## START Raw records
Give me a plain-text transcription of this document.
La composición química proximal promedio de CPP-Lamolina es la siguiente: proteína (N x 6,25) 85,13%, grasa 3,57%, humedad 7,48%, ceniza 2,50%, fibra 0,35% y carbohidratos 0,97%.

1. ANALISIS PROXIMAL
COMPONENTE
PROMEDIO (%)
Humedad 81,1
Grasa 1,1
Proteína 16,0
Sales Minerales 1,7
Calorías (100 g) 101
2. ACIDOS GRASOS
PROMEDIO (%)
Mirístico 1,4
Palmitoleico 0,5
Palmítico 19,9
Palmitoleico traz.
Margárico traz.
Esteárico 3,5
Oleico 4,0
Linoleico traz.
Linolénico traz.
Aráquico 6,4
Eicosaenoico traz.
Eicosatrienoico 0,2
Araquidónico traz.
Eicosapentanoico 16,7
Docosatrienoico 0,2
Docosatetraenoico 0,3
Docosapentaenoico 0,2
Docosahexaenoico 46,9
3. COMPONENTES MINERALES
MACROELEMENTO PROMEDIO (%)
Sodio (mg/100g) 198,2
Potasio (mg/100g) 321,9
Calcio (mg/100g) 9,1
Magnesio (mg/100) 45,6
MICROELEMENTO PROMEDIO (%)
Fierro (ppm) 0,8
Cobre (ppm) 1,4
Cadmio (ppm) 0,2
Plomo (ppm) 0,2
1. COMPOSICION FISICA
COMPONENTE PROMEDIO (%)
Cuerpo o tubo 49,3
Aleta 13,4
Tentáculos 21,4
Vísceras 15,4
## END Raw records
## START Raw records
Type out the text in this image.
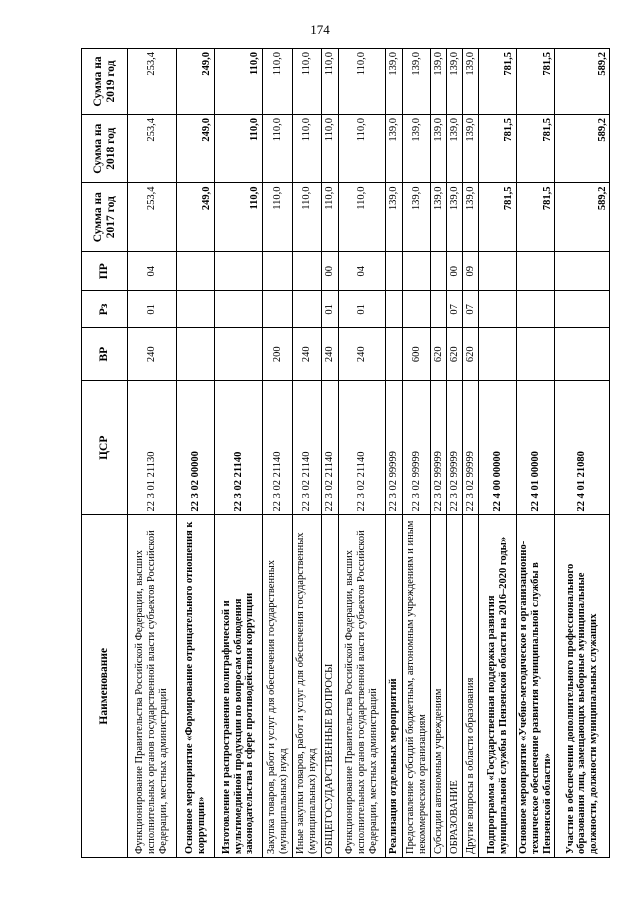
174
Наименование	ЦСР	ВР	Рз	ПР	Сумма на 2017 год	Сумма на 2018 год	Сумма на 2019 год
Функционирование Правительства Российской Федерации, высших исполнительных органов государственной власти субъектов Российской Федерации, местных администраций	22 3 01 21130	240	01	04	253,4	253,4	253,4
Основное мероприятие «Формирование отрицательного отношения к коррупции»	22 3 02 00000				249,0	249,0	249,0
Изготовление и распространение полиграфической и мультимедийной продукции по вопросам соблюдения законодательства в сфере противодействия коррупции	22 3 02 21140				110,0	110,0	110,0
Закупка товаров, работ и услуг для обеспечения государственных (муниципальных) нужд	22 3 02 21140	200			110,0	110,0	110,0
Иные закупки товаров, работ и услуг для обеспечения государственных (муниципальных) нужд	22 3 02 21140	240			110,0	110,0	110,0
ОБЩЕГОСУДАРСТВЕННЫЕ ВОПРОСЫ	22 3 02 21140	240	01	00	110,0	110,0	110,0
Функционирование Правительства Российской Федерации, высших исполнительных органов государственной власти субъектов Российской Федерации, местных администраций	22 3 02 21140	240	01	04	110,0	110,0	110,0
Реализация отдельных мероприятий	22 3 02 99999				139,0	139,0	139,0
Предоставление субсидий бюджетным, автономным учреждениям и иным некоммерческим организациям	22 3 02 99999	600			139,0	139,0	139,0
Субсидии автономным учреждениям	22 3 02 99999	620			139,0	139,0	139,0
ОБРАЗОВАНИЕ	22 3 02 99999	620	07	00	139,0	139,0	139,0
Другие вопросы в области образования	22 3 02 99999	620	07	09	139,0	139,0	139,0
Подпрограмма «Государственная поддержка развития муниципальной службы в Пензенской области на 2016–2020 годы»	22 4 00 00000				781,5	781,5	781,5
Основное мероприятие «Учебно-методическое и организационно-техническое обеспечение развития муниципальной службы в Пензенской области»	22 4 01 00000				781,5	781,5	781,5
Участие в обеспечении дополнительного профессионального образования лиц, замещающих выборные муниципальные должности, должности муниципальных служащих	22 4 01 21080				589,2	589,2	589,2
## END Raw records
## START Raw records
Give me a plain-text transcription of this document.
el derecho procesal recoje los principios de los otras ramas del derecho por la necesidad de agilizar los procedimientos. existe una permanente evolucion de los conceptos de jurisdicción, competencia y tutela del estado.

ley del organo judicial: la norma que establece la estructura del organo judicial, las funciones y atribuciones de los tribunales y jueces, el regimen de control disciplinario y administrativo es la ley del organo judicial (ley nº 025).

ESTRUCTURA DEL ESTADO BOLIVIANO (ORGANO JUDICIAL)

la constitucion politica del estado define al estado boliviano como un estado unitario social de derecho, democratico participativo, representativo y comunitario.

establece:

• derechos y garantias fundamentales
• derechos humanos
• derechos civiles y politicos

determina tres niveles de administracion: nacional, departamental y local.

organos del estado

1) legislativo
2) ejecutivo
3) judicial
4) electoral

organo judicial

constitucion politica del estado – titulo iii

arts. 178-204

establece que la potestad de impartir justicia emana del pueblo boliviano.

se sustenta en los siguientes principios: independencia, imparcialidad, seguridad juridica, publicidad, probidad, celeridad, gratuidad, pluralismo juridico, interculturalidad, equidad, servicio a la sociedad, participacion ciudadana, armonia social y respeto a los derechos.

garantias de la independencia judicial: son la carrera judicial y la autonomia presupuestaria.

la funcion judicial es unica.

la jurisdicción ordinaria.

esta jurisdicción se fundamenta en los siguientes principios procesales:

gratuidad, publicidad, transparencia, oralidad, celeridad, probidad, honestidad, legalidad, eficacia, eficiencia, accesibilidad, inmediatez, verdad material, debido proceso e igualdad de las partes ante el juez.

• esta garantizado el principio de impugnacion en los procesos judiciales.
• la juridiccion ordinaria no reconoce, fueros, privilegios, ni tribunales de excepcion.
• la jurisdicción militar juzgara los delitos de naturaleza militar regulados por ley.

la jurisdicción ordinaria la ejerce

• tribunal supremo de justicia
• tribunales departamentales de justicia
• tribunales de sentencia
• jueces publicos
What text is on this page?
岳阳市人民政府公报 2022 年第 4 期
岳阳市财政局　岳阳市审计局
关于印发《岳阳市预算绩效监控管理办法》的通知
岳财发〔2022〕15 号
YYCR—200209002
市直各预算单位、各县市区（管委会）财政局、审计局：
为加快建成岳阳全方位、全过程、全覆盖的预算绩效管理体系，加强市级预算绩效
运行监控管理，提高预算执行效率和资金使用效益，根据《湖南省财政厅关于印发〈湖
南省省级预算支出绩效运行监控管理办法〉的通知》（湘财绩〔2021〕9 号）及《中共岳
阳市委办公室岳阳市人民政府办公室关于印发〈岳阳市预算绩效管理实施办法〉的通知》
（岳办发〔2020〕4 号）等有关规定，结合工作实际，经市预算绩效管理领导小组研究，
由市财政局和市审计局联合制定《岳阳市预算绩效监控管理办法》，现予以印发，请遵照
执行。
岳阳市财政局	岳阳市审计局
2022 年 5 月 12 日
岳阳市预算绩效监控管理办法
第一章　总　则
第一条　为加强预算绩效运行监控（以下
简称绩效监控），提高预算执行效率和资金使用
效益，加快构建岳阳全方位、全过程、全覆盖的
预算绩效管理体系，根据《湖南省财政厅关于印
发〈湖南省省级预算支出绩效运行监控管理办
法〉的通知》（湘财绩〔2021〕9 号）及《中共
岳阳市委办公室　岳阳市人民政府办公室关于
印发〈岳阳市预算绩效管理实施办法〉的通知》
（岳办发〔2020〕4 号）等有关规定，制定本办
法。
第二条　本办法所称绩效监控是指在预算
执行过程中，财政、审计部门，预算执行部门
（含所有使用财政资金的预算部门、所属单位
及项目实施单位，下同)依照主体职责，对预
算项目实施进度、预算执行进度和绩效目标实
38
## END Raw records
**Your goal**
Search the lines for "государственной". Copy each line that has it.

**Result below**
Функционирование Правительства Российской Федерации, высших исполнительных органов государственной власти субъектов Российской Федерации, местных администраций	22 3 01 21130	240	01	04	253,4	253,4	253,4
Функционирование Правительства Российской Федерации, высших исполнительных органов государственной власти субъектов Российской Федерации, местных администраций	22 3 02 21140	240	01	04	110,0	110,0	110,0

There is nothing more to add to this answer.